### Excerpted records

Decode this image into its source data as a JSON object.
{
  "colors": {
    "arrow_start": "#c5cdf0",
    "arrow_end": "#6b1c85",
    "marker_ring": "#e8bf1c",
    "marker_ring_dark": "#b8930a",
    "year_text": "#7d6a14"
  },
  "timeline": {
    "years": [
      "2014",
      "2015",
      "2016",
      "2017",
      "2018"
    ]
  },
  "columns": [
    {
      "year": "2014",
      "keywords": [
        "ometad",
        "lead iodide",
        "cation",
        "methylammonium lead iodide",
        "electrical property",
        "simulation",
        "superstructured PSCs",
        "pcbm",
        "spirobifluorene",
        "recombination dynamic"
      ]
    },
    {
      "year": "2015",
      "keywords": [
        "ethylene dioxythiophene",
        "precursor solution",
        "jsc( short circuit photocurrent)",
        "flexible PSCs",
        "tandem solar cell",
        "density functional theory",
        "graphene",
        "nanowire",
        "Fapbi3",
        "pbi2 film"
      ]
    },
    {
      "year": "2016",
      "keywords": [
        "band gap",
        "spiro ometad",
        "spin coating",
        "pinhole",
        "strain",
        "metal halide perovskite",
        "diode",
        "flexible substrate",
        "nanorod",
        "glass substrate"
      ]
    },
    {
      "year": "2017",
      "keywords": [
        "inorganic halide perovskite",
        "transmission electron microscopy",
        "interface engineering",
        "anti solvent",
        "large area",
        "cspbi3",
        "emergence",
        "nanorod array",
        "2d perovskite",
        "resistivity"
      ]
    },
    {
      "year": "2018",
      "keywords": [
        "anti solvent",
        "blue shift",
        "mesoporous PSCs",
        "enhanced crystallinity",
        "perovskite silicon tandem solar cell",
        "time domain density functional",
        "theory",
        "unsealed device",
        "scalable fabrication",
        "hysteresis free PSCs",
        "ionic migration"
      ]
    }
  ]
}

### What you will do
Repeat the listing in full, keeping every line exactly as it is.

### Task result
Decode this image into its source data as a JSON object.
{
  "colors": {
    "arrow_start": "#c5cdf0",
    "arrow_end": "#6b1c85",
    "marker_ring": "#e8bf1c",
    "marker_ring_dark": "#b8930a",
    "year_text": "#7d6a14"
  },
  "timeline": {
    "years": [
      "2014",
      "2015",
      "2016",
      "2017",
      "2018"
    ]
  },
  "columns": [
    {
      "year": "2014",
      "keywords": [
        "ometad",
        "lead iodide",
        "cation",
        "methylammonium lead iodide",
        "electrical property",
        "simulation",
        "superstructured PSCs",
        "pcbm",
        "spirobifluorene",
        "recombination dynamic"
      ]
    },
    {
      "year": "2015",
      "keywords": [
        "ethylene dioxythiophene",
        "precursor solution",
        "jsc( short circuit photocurrent)",
        "flexible PSCs",
        "tandem solar cell",
        "density functional theory",
        "graphene",
        "nanowire",
        "Fapbi3",
        "pbi2 film"
      ]
    },
    {
      "year": "2016",
      "keywords": [
        "band gap",
        "spiro ometad",
        "spin coating",
        "pinhole",
        "strain",
        "metal halide perovskite",
        "diode",
        "flexible substrate",
        "nanorod",
        "glass substrate"
      ]
    },
    {
      "year": "2017",
      "keywords": [
        "inorganic halide perovskite",
        "transmission electron microscopy",
        "interface engineering",
        "anti solvent",
        "large area",
        "cspbi3",
        "emergence",
        "nanorod array",
        "2d perovskite",
        "resistivity"
      ]
    },
    {
      "year": "2018",
      "keywords": [
        "anti solvent",
        "blue shift",
        "mesoporous PSCs",
        "enhanced crystallinity",
        "perovskite silicon tandem solar cell",
        "time domain density functional",
        "theory",
        "unsealed device",
        "scalable fabrication",
        "hysteresis free PSCs",
        "ionic migration"
      ]
    }
  ]
}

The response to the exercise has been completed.